WRITTEN EXERCISE:
Only a number is wanted: the count of lines in this listing that contain "страница".

THE INPUT:
···
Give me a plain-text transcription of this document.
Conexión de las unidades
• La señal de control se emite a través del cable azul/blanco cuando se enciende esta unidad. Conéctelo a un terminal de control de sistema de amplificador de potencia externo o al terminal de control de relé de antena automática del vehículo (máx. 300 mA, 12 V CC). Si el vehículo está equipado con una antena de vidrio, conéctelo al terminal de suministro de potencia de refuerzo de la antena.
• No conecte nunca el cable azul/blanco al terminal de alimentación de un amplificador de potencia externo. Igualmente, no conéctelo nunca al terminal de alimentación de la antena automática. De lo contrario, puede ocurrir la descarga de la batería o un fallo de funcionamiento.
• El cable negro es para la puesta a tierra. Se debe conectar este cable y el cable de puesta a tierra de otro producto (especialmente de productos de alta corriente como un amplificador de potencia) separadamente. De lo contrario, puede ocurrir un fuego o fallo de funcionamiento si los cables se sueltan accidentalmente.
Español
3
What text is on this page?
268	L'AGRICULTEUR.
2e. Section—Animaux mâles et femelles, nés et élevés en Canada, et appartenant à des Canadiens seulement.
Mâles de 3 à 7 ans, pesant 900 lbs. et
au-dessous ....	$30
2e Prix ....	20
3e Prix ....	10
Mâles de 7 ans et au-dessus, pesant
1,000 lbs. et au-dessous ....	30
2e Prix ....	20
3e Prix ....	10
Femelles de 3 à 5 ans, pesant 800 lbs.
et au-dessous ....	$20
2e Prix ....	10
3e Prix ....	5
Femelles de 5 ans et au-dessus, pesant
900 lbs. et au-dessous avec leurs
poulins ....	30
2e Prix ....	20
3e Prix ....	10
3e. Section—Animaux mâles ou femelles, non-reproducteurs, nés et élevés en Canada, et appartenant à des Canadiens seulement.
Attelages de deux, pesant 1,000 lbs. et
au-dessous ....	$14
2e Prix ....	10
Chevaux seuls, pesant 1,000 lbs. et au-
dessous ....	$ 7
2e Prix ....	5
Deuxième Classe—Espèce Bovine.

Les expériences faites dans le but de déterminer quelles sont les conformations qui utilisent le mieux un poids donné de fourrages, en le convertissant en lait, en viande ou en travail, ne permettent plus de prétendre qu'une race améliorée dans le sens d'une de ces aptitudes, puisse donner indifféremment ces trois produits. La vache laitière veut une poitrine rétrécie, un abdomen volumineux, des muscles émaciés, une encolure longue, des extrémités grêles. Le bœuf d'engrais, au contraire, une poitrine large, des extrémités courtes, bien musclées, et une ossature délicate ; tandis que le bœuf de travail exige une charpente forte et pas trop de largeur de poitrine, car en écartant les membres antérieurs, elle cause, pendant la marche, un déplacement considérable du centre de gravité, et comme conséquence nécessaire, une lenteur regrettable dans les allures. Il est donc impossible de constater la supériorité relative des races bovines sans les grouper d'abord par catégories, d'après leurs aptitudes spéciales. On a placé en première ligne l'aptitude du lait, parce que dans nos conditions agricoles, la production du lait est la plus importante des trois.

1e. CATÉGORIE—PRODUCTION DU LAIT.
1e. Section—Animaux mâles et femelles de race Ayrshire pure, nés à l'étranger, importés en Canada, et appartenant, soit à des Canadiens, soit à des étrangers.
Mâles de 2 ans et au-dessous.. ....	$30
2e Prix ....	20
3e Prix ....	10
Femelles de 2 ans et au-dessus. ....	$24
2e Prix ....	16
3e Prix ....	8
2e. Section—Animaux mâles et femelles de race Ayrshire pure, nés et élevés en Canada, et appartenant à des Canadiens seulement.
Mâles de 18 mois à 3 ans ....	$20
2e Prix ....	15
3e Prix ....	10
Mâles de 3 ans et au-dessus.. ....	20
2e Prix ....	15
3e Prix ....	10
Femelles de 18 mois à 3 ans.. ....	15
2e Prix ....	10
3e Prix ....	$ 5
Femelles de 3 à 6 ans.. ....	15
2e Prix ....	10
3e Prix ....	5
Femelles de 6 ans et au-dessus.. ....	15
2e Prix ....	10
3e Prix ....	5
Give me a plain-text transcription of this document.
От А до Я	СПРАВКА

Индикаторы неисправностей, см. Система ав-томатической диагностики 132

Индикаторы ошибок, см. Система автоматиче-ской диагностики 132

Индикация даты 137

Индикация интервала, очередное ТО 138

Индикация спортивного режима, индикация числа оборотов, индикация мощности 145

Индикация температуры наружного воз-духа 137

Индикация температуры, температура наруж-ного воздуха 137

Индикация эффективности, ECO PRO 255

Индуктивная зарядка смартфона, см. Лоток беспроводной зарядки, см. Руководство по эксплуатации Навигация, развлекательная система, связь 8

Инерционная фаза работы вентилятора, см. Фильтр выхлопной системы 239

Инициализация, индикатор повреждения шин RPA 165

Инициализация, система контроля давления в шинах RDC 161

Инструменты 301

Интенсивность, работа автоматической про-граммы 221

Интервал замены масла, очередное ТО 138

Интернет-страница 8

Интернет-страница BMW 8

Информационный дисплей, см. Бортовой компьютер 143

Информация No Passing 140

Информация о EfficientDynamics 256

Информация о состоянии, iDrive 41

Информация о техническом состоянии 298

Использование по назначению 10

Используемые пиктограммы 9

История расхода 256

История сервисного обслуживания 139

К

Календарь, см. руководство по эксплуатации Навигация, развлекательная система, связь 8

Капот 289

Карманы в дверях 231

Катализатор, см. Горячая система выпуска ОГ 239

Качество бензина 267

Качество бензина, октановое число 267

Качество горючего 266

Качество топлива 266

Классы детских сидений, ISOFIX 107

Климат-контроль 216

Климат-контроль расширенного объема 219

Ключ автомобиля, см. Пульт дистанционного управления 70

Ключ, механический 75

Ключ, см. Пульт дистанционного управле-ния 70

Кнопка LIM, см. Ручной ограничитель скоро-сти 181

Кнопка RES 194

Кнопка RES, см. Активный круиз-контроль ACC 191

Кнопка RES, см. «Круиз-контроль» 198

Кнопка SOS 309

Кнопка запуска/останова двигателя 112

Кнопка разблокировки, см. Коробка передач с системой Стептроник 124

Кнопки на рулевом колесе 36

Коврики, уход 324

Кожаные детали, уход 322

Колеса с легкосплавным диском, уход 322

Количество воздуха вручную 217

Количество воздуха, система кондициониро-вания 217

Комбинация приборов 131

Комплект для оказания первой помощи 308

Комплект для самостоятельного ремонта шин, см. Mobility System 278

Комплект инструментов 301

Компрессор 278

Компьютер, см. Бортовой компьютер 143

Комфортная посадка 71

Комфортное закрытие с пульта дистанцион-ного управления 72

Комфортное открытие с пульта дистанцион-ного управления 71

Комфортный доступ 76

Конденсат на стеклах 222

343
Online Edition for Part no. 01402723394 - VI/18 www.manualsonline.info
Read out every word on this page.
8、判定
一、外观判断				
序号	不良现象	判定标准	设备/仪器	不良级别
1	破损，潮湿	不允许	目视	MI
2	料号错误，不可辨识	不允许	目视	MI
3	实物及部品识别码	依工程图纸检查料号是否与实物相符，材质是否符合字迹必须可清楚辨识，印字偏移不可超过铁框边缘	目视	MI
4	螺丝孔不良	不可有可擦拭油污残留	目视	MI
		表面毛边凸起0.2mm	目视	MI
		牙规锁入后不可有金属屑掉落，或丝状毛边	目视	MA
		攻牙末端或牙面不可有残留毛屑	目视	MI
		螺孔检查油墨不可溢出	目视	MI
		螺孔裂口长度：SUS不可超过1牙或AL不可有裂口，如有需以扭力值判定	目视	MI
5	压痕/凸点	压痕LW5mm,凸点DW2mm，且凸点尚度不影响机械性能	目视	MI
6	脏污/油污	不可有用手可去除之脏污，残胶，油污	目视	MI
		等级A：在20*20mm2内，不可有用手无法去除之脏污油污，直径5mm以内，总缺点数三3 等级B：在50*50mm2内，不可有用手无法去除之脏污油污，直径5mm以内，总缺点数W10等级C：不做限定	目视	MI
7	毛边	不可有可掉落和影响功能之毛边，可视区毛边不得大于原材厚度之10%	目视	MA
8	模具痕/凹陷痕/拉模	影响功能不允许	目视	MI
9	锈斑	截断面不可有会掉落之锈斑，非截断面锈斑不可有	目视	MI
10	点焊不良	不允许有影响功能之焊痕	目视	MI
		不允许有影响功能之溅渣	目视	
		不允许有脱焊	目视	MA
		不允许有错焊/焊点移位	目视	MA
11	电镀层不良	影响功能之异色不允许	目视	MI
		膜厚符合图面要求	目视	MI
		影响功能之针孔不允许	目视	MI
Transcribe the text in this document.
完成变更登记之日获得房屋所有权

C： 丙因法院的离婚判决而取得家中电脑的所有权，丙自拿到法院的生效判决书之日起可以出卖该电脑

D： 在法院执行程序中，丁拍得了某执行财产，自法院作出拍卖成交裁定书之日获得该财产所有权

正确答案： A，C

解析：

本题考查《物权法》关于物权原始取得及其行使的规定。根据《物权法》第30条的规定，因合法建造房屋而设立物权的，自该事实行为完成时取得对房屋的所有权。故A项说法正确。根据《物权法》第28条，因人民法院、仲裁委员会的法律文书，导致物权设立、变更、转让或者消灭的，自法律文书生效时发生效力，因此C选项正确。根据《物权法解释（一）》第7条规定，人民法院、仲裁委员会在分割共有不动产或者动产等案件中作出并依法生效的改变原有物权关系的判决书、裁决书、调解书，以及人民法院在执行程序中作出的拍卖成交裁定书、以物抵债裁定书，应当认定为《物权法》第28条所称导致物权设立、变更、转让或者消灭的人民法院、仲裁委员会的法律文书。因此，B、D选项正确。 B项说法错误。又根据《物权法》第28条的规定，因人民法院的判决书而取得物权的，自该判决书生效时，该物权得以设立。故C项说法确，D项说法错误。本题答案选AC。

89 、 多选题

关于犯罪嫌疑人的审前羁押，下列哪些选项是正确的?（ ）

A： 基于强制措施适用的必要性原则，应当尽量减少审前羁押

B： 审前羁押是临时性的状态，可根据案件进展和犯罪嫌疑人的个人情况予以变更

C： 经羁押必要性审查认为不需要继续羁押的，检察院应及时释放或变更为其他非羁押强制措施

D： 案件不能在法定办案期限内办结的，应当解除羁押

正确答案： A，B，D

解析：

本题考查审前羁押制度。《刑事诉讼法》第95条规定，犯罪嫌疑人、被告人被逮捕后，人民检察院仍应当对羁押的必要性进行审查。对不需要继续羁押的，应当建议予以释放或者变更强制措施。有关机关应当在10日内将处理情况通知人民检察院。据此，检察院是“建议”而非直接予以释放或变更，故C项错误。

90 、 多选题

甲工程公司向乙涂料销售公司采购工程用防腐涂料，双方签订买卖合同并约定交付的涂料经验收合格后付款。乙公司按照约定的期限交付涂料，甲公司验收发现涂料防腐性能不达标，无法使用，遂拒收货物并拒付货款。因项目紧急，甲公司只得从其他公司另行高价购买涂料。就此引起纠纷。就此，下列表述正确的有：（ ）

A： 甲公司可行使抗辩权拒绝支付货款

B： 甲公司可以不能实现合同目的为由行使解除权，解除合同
···
CORRECT OUTPUT:
2